-- START Supplied information --

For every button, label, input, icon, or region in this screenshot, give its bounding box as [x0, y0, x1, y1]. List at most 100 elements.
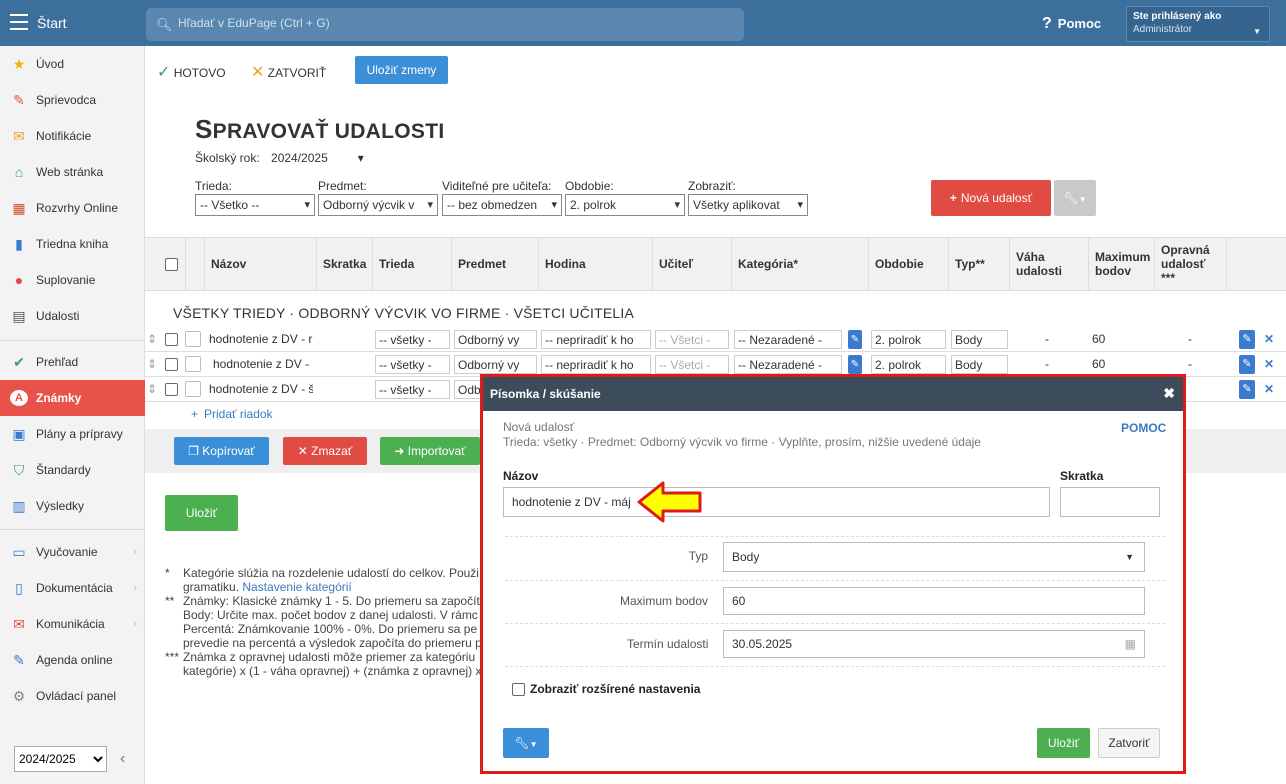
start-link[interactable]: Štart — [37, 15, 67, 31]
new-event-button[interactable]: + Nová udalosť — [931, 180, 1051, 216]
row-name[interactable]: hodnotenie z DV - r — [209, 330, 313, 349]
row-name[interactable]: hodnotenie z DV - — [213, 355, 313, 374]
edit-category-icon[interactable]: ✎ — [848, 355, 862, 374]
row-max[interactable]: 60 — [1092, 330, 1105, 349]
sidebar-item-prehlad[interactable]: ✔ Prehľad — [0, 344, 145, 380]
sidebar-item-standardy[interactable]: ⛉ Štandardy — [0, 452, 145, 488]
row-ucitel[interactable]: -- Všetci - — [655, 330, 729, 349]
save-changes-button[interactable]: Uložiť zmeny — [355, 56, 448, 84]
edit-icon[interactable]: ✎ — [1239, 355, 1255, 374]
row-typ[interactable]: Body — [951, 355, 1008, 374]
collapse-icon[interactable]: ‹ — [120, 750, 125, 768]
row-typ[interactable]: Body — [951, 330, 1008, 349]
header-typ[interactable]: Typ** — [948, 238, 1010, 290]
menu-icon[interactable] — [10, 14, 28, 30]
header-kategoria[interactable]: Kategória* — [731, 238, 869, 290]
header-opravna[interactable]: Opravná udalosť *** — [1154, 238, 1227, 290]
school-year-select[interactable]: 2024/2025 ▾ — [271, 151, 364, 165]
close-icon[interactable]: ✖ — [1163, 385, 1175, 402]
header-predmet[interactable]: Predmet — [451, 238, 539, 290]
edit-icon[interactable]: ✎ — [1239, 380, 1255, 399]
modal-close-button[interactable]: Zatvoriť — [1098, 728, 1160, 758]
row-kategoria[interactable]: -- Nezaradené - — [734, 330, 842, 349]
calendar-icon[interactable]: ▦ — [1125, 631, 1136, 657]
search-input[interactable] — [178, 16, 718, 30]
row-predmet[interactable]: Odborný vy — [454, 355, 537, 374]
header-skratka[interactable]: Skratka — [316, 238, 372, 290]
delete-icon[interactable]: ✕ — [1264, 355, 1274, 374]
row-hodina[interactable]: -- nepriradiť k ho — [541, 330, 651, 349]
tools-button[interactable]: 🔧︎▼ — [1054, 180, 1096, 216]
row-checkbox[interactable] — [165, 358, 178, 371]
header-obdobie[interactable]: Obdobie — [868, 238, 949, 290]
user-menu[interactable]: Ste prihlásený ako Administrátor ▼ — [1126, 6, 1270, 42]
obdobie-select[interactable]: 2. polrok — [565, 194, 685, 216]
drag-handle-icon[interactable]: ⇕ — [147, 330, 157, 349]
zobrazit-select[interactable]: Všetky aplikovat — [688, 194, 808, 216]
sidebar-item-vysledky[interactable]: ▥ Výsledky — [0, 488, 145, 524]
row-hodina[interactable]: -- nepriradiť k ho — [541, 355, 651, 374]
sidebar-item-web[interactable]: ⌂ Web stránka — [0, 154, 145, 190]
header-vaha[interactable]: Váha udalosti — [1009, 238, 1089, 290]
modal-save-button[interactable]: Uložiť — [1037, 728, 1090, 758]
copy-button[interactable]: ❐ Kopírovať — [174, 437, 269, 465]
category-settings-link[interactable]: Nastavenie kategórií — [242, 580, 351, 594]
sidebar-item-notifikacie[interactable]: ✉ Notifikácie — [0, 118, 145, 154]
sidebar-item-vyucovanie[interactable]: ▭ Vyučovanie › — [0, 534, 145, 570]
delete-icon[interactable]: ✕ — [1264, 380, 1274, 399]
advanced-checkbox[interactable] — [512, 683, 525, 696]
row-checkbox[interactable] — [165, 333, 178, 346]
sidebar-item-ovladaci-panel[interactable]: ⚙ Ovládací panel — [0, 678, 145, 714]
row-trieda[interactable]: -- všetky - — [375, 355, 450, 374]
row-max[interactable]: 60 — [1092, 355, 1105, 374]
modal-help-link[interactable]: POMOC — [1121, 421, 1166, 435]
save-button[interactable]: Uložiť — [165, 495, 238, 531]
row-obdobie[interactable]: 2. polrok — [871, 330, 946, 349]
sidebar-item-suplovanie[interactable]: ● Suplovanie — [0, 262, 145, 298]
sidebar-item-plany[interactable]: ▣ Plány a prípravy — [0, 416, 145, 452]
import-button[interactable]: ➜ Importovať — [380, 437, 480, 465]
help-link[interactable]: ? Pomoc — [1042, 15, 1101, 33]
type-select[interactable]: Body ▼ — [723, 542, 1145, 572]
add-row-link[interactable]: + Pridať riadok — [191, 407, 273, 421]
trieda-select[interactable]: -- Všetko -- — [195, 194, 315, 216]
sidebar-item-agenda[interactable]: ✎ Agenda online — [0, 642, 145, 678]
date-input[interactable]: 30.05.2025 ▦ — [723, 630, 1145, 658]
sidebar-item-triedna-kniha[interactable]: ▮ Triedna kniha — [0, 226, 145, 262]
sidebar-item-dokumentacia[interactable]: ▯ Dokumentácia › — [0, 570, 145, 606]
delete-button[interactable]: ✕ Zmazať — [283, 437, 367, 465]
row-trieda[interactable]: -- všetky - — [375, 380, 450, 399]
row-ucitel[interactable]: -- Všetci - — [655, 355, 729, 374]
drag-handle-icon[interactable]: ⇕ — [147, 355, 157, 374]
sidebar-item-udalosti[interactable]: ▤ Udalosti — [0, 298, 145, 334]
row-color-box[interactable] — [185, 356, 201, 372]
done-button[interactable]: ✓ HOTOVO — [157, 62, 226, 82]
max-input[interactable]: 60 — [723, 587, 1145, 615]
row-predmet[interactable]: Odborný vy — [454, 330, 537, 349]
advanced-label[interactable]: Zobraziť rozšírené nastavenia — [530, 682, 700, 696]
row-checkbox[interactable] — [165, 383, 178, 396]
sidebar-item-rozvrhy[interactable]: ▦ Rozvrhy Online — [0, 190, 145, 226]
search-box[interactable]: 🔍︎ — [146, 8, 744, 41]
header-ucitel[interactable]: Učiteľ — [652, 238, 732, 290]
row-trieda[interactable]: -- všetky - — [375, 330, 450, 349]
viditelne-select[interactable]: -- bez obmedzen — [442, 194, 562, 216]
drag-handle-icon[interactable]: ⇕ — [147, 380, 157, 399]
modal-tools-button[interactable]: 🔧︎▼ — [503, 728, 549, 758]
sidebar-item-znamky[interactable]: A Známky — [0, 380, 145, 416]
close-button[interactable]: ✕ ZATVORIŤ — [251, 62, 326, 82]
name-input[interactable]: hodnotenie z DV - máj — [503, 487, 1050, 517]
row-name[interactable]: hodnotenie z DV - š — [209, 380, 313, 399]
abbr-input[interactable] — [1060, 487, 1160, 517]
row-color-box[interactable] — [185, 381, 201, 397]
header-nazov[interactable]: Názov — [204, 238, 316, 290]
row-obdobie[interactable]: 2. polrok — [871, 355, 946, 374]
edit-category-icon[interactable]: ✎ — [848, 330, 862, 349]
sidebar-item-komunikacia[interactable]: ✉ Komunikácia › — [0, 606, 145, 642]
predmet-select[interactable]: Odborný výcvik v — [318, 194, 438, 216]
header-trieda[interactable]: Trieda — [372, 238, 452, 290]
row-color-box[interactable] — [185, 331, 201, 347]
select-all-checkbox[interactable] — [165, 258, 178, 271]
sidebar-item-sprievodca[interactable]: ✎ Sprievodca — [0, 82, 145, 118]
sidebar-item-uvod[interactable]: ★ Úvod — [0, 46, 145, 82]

-- END Supplied information --
-- START Supplied information --

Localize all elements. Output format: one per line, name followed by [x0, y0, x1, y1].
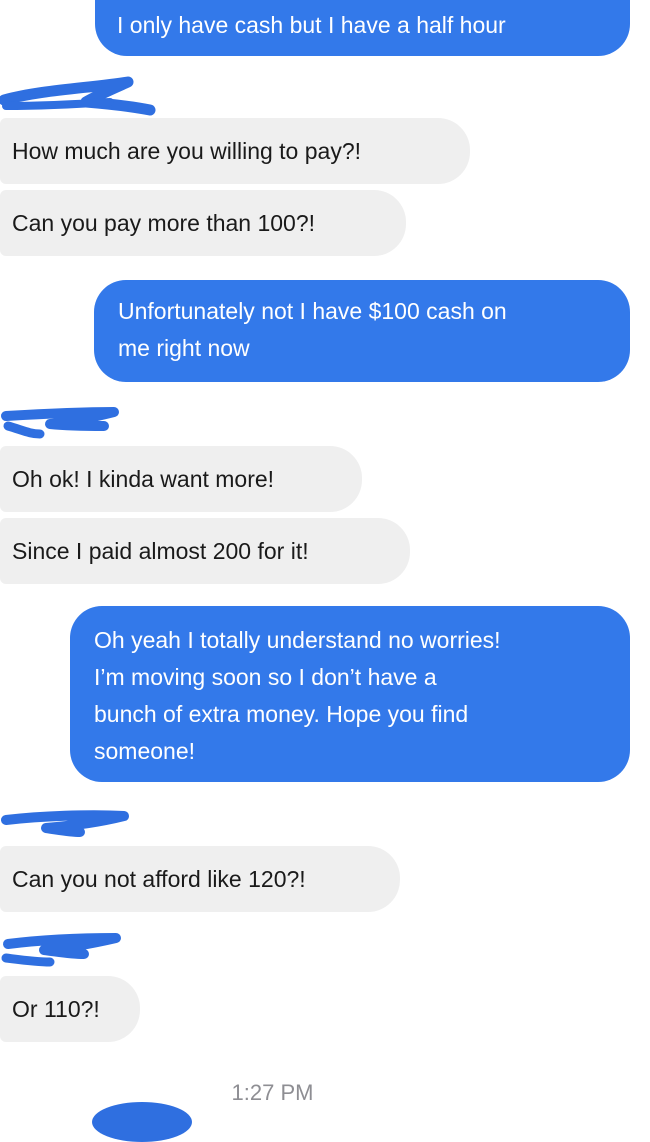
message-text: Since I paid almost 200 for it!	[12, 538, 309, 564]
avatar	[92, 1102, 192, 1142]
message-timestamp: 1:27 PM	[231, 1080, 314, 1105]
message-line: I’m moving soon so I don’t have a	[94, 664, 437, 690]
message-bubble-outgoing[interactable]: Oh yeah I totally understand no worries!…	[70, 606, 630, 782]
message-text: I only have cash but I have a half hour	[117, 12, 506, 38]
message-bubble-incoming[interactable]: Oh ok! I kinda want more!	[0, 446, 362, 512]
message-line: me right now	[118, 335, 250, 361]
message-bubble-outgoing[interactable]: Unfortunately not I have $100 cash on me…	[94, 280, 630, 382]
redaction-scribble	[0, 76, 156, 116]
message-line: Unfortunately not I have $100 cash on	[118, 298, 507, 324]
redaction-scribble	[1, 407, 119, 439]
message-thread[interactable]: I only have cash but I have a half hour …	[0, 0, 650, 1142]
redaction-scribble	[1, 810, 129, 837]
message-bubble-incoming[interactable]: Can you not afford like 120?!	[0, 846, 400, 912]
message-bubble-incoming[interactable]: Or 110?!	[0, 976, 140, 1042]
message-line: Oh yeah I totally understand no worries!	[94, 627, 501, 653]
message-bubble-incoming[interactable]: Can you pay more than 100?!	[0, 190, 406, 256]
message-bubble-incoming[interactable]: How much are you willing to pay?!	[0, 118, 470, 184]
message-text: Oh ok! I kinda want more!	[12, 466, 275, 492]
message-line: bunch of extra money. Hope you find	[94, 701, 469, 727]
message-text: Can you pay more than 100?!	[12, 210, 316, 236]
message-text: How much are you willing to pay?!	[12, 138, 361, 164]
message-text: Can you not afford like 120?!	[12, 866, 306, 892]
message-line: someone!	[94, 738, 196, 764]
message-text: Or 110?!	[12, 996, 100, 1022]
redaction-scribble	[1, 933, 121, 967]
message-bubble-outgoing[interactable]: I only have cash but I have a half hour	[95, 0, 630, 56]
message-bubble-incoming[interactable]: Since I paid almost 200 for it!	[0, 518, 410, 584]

-- END Supplied information --

Goal of the exercise |
Retype the rows starting at the line containing "start-link[interactable]: Štart —" and ending at the line containing "row-name[interactable]: hodnotenie z DV - —", keeping every character unchanged.

The completed task |
start-link[interactable]: Štart — [37, 15, 67, 31]
new-event-button[interactable]: + Nová udalosť — [931, 180, 1051, 216]
row-name[interactable]: hodnotenie z DV - r — [209, 330, 313, 349]
row-name[interactable]: hodnotenie z DV - — [213, 355, 313, 374]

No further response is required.